Extract all lines from the data beneath that include the word "them".

------

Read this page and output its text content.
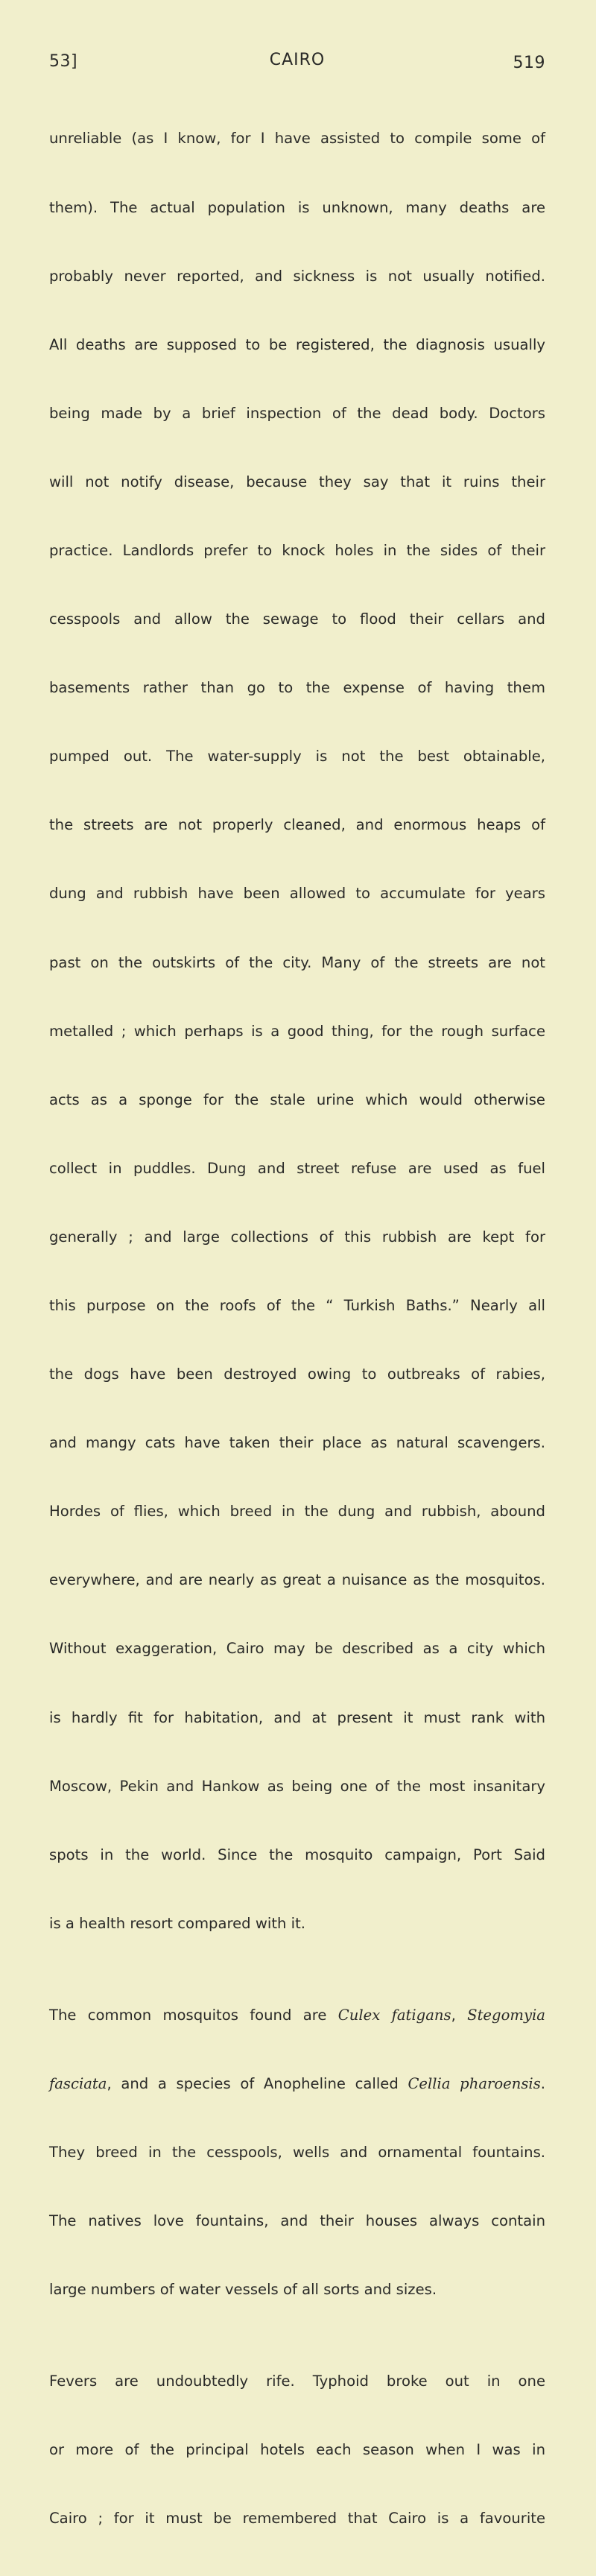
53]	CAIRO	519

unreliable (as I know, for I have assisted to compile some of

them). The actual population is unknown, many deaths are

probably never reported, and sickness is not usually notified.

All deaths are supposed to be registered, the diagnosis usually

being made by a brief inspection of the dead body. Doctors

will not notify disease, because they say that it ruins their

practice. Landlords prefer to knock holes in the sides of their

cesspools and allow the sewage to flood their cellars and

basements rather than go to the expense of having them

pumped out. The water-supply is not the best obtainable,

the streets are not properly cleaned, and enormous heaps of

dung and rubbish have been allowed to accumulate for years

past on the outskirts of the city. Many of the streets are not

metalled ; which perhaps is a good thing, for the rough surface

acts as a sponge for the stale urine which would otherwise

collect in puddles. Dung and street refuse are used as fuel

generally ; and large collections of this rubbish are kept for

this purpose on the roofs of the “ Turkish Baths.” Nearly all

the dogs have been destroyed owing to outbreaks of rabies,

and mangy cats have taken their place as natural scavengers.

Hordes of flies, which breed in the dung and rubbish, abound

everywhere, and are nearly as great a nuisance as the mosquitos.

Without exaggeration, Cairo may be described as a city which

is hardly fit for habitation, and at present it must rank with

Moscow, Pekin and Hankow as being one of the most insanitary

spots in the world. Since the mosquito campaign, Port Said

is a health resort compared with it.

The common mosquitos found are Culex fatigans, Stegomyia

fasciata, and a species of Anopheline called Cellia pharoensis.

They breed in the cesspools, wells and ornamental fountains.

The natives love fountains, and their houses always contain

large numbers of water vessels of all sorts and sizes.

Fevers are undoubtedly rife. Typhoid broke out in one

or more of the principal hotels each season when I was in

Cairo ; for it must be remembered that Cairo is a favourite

------

## Solution below
them). The actual population is unknown, many deaths are
basements rather than go to the expense of having them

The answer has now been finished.